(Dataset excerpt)
__________

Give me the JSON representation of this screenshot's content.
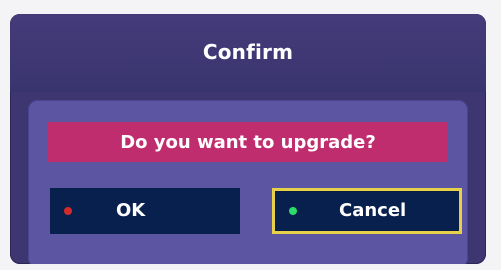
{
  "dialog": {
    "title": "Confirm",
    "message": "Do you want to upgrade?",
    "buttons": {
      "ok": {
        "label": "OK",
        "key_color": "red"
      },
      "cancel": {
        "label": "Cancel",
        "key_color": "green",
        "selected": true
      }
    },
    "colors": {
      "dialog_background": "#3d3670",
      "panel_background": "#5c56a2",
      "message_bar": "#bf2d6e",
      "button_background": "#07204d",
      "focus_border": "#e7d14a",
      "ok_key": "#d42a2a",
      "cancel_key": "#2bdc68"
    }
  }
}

__________

Short task —
Without the pictures, restate all of the entries above verbatim.

Task result —
Give me the JSON representation of this screenshot's content.
{
  "dialog": {
    "title": "Confirm",
    "message": "Do you want to upgrade?",
    "buttons": {
      "ok": {
        "label": "OK",
        "key_color": "red"
      },
      "cancel": {
        "label": "Cancel",
        "key_color": "green",
        "selected": true
      }
    },
    "colors": {
      "dialog_background": "#3d3670",
      "panel_background": "#5c56a2",
      "message_bar": "#bf2d6e",
      "button_background": "#07204d",
      "focus_border": "#e7d14a",
      "ok_key": "#d42a2a",
      "cancel_key": "#2bdc68"
    }
  }
}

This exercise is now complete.